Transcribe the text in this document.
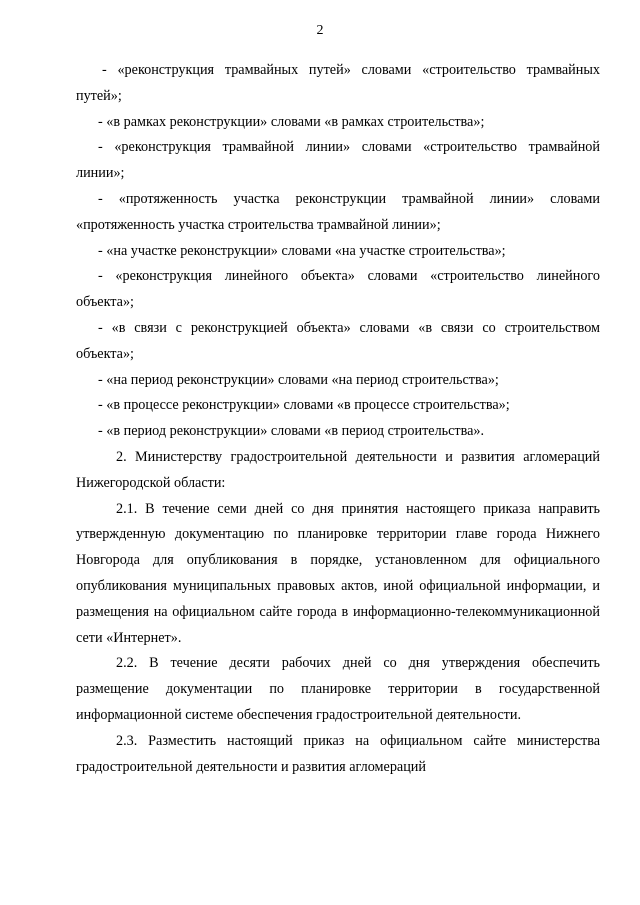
2

- «реконструкция трамвайных путей» словами «строительство трамвайных путей»;

- «в рамках реконструкции» словами «в рамках строительства»;

- «реконструкция трамвайной линии» словами «строительство трамвайной линии»;

- «протяженность участка реконструкции трамвайной линии» словами «протяженность участка строительства трамвайной линии»;

- «на участке реконструкции» словами «на участке строительства»;

- «реконструкция линейного объекта» словами «строительство линейного объекта»;

- «в связи с реконструкцией объекта» словами «в связи со строительством объекта»;

- «на период реконструкции» словами «на период строительства»;

- «в процессе реконструкции» словами «в процессе строительства»;

- «в период реконструкции» словами «в период строительства».

2. Министерству градостроительной деятельности и развития агломераций Нижегородской области:

2.1. В течение семи дней со дня принятия настоящего приказа направить утвержденную документацию по планировке территории главе города Нижнего Новгорода для опубликования в порядке, установленном для официального опубликования муниципальных правовых актов, иной официальной информации, и размещения на официальном сайте города в информационно-телекоммуникационной сети «Интернет».

2.2. В течение десяти рабочих дней со дня утверждения обеспечить размещение документации по планировке территории в государственной информационной системе обеспечения градостроительной деятельности.

2.3. Разместить настоящий приказ на официальном сайте министерства градостроительной деятельности и развития агломераций
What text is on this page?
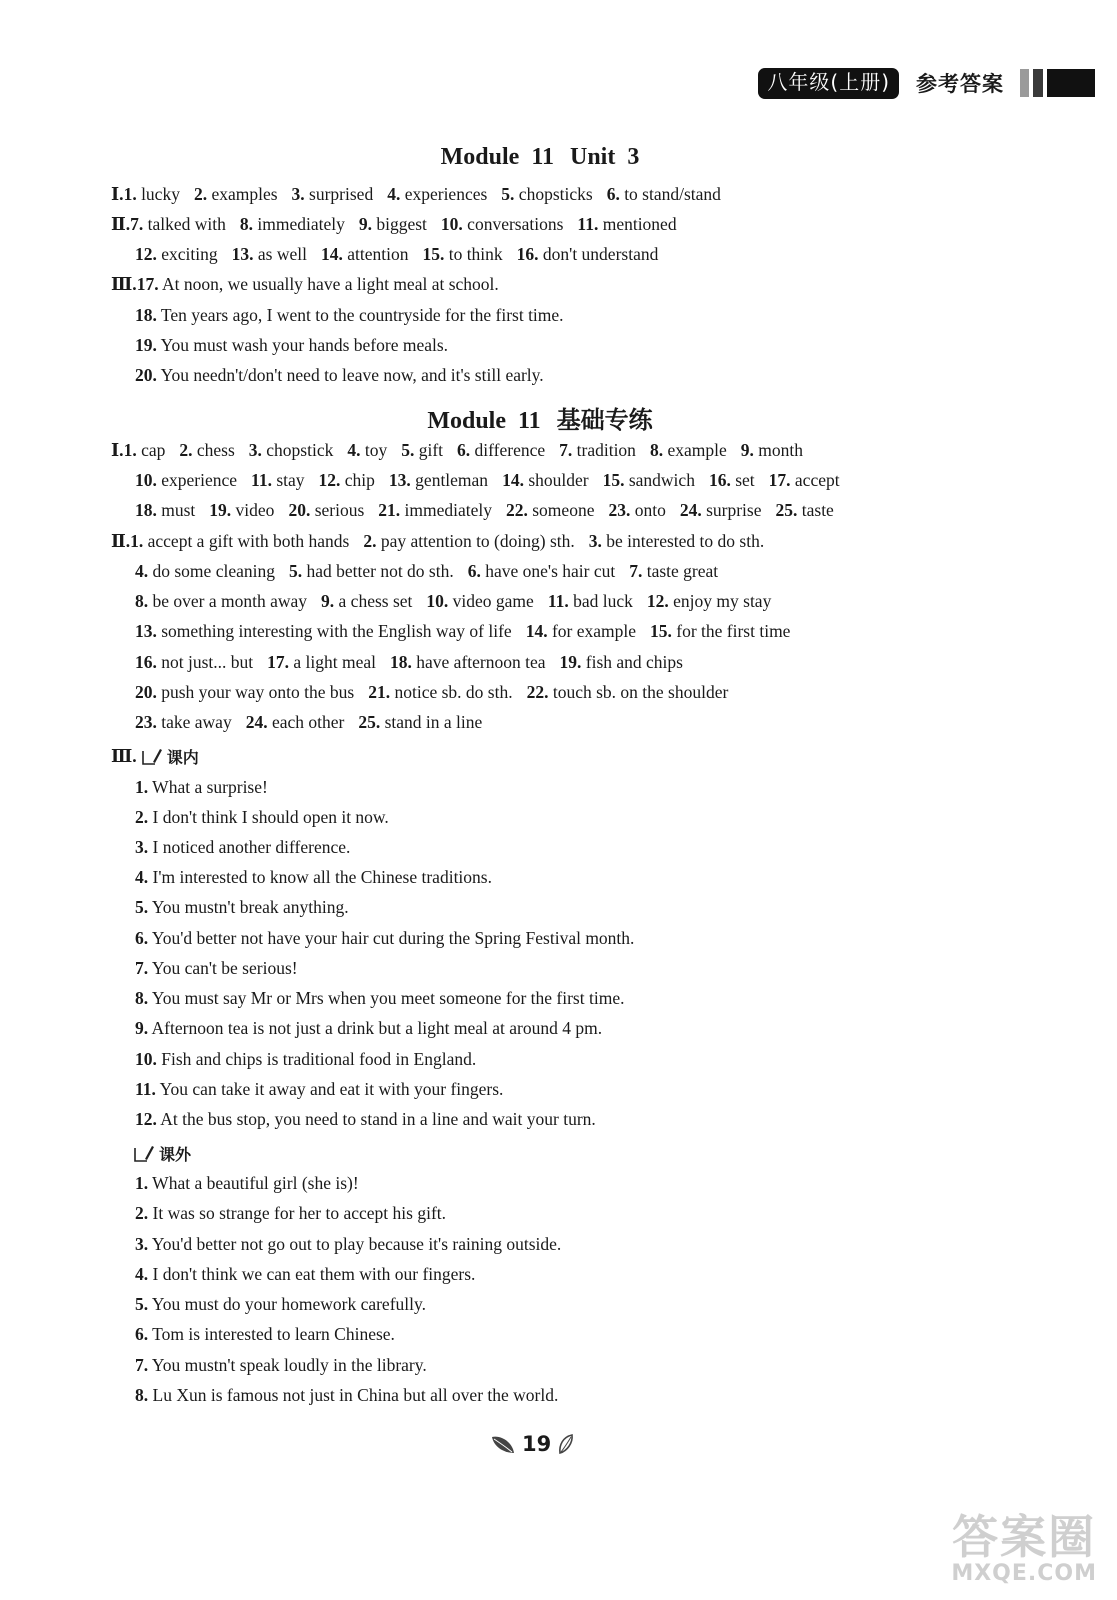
八年级(上册)	参考答案
Module 11 Unit 3
Ⅰ.1. lucky 2. examples 3. surprised 4. experiences 5. chopsticks 6. to stand/stand
Ⅱ.7. talked with 8. immediately 9. biggest 10. conversations 11. mentioned
12. exciting 13. as well 14. attention 15. to think 16. don't understand
Ⅲ.17. At noon, we usually have a light meal at school.
18. Ten years ago, I went to the countryside for the first time.
19. You must wash your hands before meals.
20. You needn't/don't need to leave now, and it's still early.
Module 11 基础专练
Ⅰ.1. cap 2. chess 3. chopstick 4. toy 5. gift 6. difference 7. tradition 8. example 9. month
10. experience 11. stay 12. chip 13. gentleman 14. shoulder 15. sandwich 16. set 17. accept
18. must 19. video 20. serious 21. immediately 22. someone 23. onto 24. surprise 25. taste
Ⅱ.1. accept a gift with both hands 2. pay attention to (doing) sth. 3. be interested to do sth.
4. do some cleaning 5. had better not do sth. 6. have one's hair cut 7. taste great
8. be over a month away 9. a chess set 10. video game 11. bad luck 12. enjoy my stay
13. something interesting with the English way of life 14. for example 15. for the first time
16. not just... but 17. a light meal 18. have afternoon tea 19. fish and chips
20. push your way onto the bus 21. notice sb. do sth. 22. touch sb. on the shoulder
23. take away 24. each other 25. stand in a line
Ⅲ. 课内
1. What a surprise!
2. I don't think I should open it now.
3. I noticed another difference.
4. I'm interested to know all the Chinese traditions.
5. You mustn't break anything.
6. You'd better not have your hair cut during the Spring Festival month.
7. You can't be serious!
8. You must say Mr or Mrs when you meet someone for the first time.
9. Afternoon tea is not just a drink but a light meal at around 4 pm.
10. Fish and chips is traditional food in England.
11. You can take it away and eat it with your fingers.
12. At the bus stop, you need to stand in a line and wait your turn.
课外
1. What a beautiful girl (she is)!
2. It was so strange for her to accept his gift.
3. You'd better not go out to play because it's raining outside.
4. I don't think we can eat them with our fingers.
5. You must do your homework carefully.
6. Tom is interested to learn Chinese.
7. You mustn't speak loudly in the library.
8. Lu Xun is famous not just in China but all over the world.
19
答案圈
MXQE.COM
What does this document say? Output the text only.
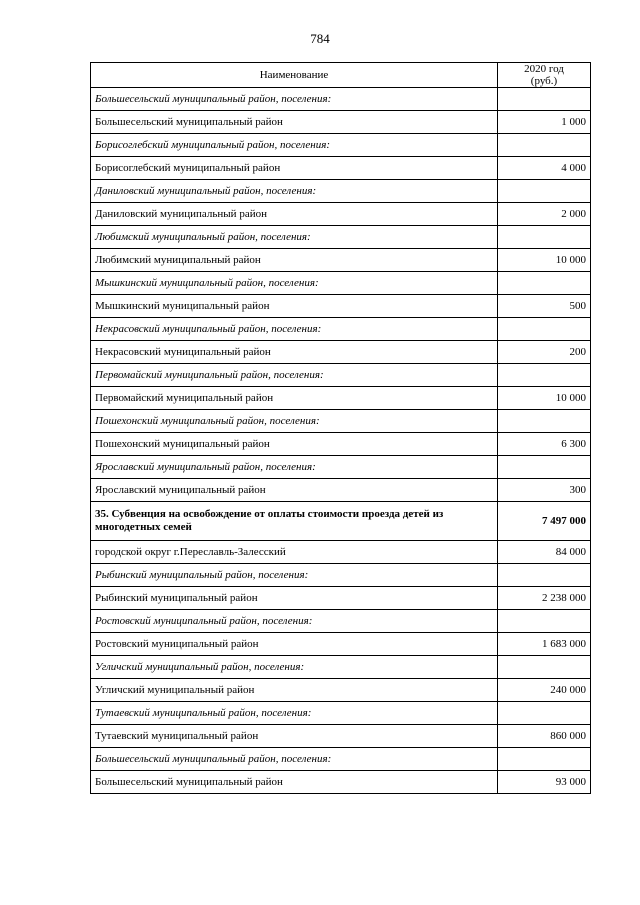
784
Наименование	2020 год
(руб.)
Большесельский муниципальный район, поселения:	
Большесельский муниципальный район	1 000
Борисоглебский муниципальный район, поселения:	
Борисоглебский муниципальный район	4 000
Даниловский муниципальный район, поселения:	
Даниловский муниципальный район	2 000
Любимский муниципальный район, поселения:	
Любимский муниципальный район	10 000
Мышкинский муниципальный район, поселения:	
Мышкинский муниципальный район	500
Некрасовский муниципальный район, поселения:	
Некрасовский муниципальный район	200
Первомайский муниципальный район, поселения:	
Первомайский муниципальный район	10 000
Пошехонский муниципальный район, поселения:	
Пошехонский муниципальный район	6 300
Ярославский муниципальный район, поселения:	
Ярославский муниципальный район	300
35. Субвенция на освобождение от оплаты стоимости проезда детей из многодетных семей	7 497 000
городской округ г.Переславль-Залесский	84 000
Рыбинский муниципальный район, поселения:	
Рыбинский муниципальный район	2 238 000
Ростовский муниципальный район, поселения:	
Ростовский муниципальный район	1 683 000
Угличский муниципальный район, поселения:	
Угличский муниципальный район	240 000
Тутаевский муниципальный район, поселения:	
Тутаевский муниципальный район	860 000
Большесельский муниципальный район, поселения:	
Большесельский муниципальный район	93 000
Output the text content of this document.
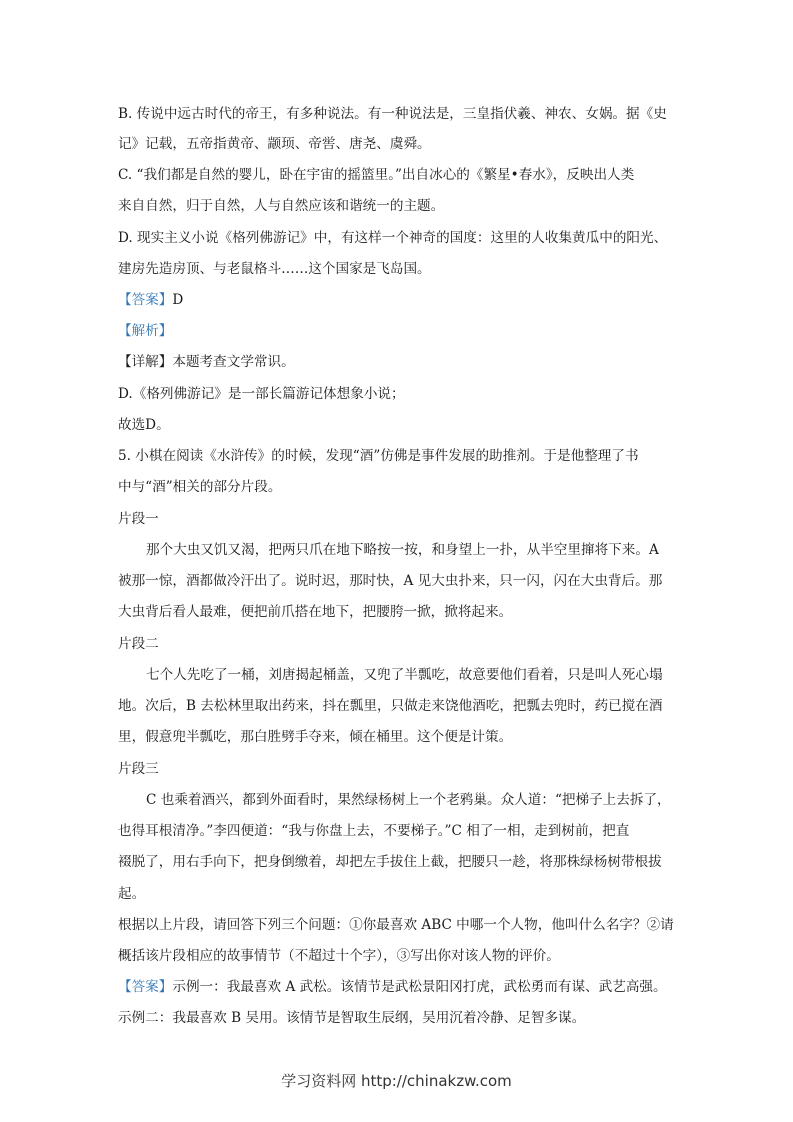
B. 传说中远古时代的帝王，有多种说法。有一种说法是，三皇指伏羲、神农、女娲。据《史
记》记载，五帝指黄帝、颛顼、帝喾、唐尧、虞舜。
C. “我们都是自然的婴儿，卧在宇宙的摇篮里。”出自冰心的《繁星•春水》，反映出人类
来自自然，归于自然，人与自然应该和谐统一的主题。
D. 现实主义小说《格列佛游记》中，有这样一个神奇的国度：这里的人收集黄瓜中的阳光、
建房先造房顶、与老鼠格斗……这个国家是飞岛国。
【答案】D
【解析】
【详解】本题考查文学常识。
D.《格列佛游记》是一部长篇游记体想象小说；
故选D。
5. 小棋在阅读《水浒传》的时候，发现“酒”仿佛是事件发展的助推剂。于是他整理了书
中与“酒”相关的部分片段。
片段一
那个大虫又饥又渴，把两只爪在地下略按一按，和身望上一扑，从半空里撺将下来。A
被那一惊，酒都做冷汗出了。说时迟，那时快，A 见大虫扑来，只一闪，闪在大虫背后。那
大虫背后看人最难，便把前爪搭在地下，把腰胯一掀，掀将起来。
片段二
七个人先吃了一桶，刘唐揭起桶盖，又兜了半瓢吃，故意要他们看着，只是叫人死心塌
地。次后，B 去松林里取出药来，抖在瓢里，只做走来饶他酒吃，把瓢去兜时，药已搅在酒
里，假意兜半瓢吃，那白胜劈手夺来，倾在桶里。这个便是计策。
片段三
C 也乘着酒兴，都到外面看时，果然绿杨树上一个老鸦巢。众人道：“把梯子上去拆了，
也得耳根清净。”李四便道：“我与你盘上去，不要梯子。”C 相了一相，走到树前，把直
裰脱了，用右手向下，把身倒缴着，却把左手拔住上截，把腰只一趁，将那株绿杨树带根拔
起。
根据以上片段，请回答下列三个问题：①你最喜欢 ABC 中哪一个人物，他叫什么名字？②请
概括该片段相应的故事情节（不超过十个字），③写出你对该人物的评价。
【答案】示例一：我最喜欢 A 武松。该情节是武松景阳冈打虎，武松勇而有谋、武艺高强。
示例二：我最喜欢 B 吴用。该情节是智取生辰纲，吴用沉着冷静、足智多谋。
学习资料网 http://chinakzw.com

-- -- --

Goal = Ignore the images and quote every line of the listing exactly.

Written reply =
Transcribe the text in this document.
2

- «реконструкция трамвайных путей» словами «строительство трамвайных путей»;

- «в рамках реконструкции» словами «в рамках строительства»;

- «реконструкция трамвайной линии» словами «строительство трамвайной линии»;

- «протяженность участка реконструкции трамвайной линии» словами «протяженность участка строительства трамвайной линии»;

- «на участке реконструкции» словами «на участке строительства»;

- «реконструкция линейного объекта» словами «строительство линейного объекта»;

- «в связи с реконструкцией объекта» словами «в связи со строительством объекта»;

- «на период реконструкции» словами «на период строительства»;

- «в процессе реконструкции» словами «в процессе строительства»;

- «в период реконструкции» словами «в период строительства».

2. Министерству градостроительной деятельности и развития агломераций Нижегородской области:

2.1. В течение семи дней со дня принятия настоящего приказа направить утвержденную документацию по планировке территории главе города Нижнего Новгорода для опубликования в порядке, установленном для официального опубликования муниципальных правовых актов, иной официальной информации, и размещения на официальном сайте города в информационно-телекоммуникационной сети «Интернет».

2.2. В течение десяти рабочих дней со дня утверждения обеспечить размещение документации по планировке территории в государственной информационной системе обеспечения градостроительной деятельности.

2.3. Разместить настоящий приказ на официальном сайте министерства градостроительной деятельности и развития агломераций
What text is on this page?
八年级(上册)	参考答案
Module 11 Unit 3
Ⅰ.1. lucky 2. examples 3. surprised 4. experiences 5. chopsticks 6. to stand/stand
Ⅱ.7. talked with 8. immediately 9. biggest 10. conversations 11. mentioned
12. exciting 13. as well 14. attention 15. to think 16. don't understand
Ⅲ.17. At noon, we usually have a light meal at school.
18. Ten years ago, I went to the countryside for the first time.
19. You must wash your hands before meals.
20. You needn't/don't need to leave now, and it's still early.
Module 11 基础专练
Ⅰ.1. cap 2. chess 3. chopstick 4. toy 5. gift 6. difference 7. tradition 8. example 9. month
10. experience 11. stay 12. chip 13. gentleman 14. shoulder 15. sandwich 16. set 17. accept
18. must 19. video 20. serious 21. immediately 22. someone 23. onto 24. surprise 25. taste
Ⅱ.1. accept a gift with both hands 2. pay attention to (doing) sth. 3. be interested to do sth.
4. do some cleaning 5. had better not do sth. 6. have one's hair cut 7. taste great
8. be over a month away 9. a chess set 10. video game 11. bad luck 12. enjoy my stay
13. something interesting with the English way of life 14. for example 15. for the first time
16. not just... but 17. a light meal 18. have afternoon tea 19. fish and chips
20. push your way onto the bus 21. notice sb. do sth. 22. touch sb. on the shoulder
23. take away 24. each other 25. stand in a line
Ⅲ. 课内
1. What a surprise!
2. I don't think I should open it now.
3. I noticed another difference.
4. I'm interested to know all the Chinese traditions.
5. You mustn't break anything.
6. You'd better not have your hair cut during the Spring Festival month.
7. You can't be serious!
8. You must say Mr or Mrs when you meet someone for the first time.
9. Afternoon tea is not just a drink but a light meal at around 4 pm.
10. Fish and chips is traditional food in England.
11. You can take it away and eat it with your fingers.
12. At the bus stop, you need to stand in a line and wait your turn.
课外
1. What a beautiful girl (she is)!
2. It was so strange for her to accept his gift.
3. You'd better not go out to play because it's raining outside.
4. I don't think we can eat them with our fingers.
5. You must do your homework carefully.
6. Tom is interested to learn Chinese.
7. You mustn't speak loudly in the library.
8. Lu Xun is famous not just in China but all over the world.
19
答案圈
MXQE.COM
What does this document say? Output the text only.
784
Наименование	2020 год
(руб.)
Большесельский муниципальный район, поселения:	
Большесельский муниципальный район	1 000
Борисоглебский муниципальный район, поселения:	
Борисоглебский муниципальный район	4 000
Даниловский муниципальный район, поселения:	
Даниловский муниципальный район	2 000
Любимский муниципальный район, поселения:	
Любимский муниципальный район	10 000
Мышкинский муниципальный район, поселения:	
Мышкинский муниципальный район	500
Некрасовский муниципальный район, поселения:	
Некрасовский муниципальный район	200
Первомайский муниципальный район, поселения:	
Первомайский муниципальный район	10 000
Пошехонский муниципальный район, поселения:	
Пошехонский муниципальный район	6 300
Ярославский муниципальный район, поселения:	
Ярославский муниципальный район	300
35. Субвенция на освобождение от оплаты стоимости проезда детей из многодетных семей	7 497 000
городской округ г.Переславль-Залесский	84 000
Рыбинский муниципальный район, поселения:	
Рыбинский муниципальный район	2 238 000
Ростовский муниципальный район, поселения:	
Ростовский муниципальный район	1 683 000
Угличский муниципальный район, поселения:	
Угличский муниципальный район	240 000
Тутаевский муниципальный район, поселения:	
Тутаевский муниципальный район	860 000
Большесельский муниципальный район, поселения:	
Большесельский муниципальный район	93 000
Output the text content of this document.
B. 传说中远古时代的帝王，有多种说法。有一种说法是，三皇指伏羲、神农、女娲。据《史
记》记载，五帝指黄帝、颛顼、帝喾、唐尧、虞舜。
C. “我们都是自然的婴儿，卧在宇宙的摇篮里。”出自冰心的《繁星•春水》，反映出人类
来自自然，归于自然，人与自然应该和谐统一的主题。
D. 现实主义小说《格列佛游记》中，有这样一个神奇的国度：这里的人收集黄瓜中的阳光、
建房先造房顶、与老鼠格斗……这个国家是飞岛国。
【答案】D
【解析】
【详解】本题考查文学常识。
D.《格列佛游记》是一部长篇游记体想象小说；
故选D。
5. 小棋在阅读《水浒传》的时候，发现“酒”仿佛是事件发展的助推剂。于是他整理了书
中与“酒”相关的部分片段。
片段一
那个大虫又饥又渴，把两只爪在地下略按一按，和身望上一扑，从半空里撺将下来。A
被那一惊，酒都做冷汗出了。说时迟，那时快，A 见大虫扑来，只一闪，闪在大虫背后。那
大虫背后看人最难，便把前爪搭在地下，把腰胯一掀，掀将起来。
片段二
七个人先吃了一桶，刘唐揭起桶盖，又兜了半瓢吃，故意要他们看着，只是叫人死心塌
地。次后，B 去松林里取出药来，抖在瓢里，只做走来饶他酒吃，把瓢去兜时，药已搅在酒
里，假意兜半瓢吃，那白胜劈手夺来，倾在桶里。这个便是计策。
片段三
C 也乘着酒兴，都到外面看时，果然绿杨树上一个老鸦巢。众人道：“把梯子上去拆了，
也得耳根清净。”李四便道：“我与你盘上去，不要梯子。”C 相了一相，走到树前，把直
裰脱了，用右手向下，把身倒缴着，却把左手拔住上截，把腰只一趁，将那株绿杨树带根拔
起。
根据以上片段，请回答下列三个问题：①你最喜欢 ABC 中哪一个人物，他叫什么名字？②请
概括该片段相应的故事情节（不超过十个字），③写出你对该人物的评价。
【答案】示例一：我最喜欢 A 武松。该情节是武松景阳冈打虎，武松勇而有谋、武艺高强。
示例二：我最喜欢 B 吴用。该情节是智取生辰纲，吴用沉着冷静、足智多谋。
学习资料网 http://chinakzw.com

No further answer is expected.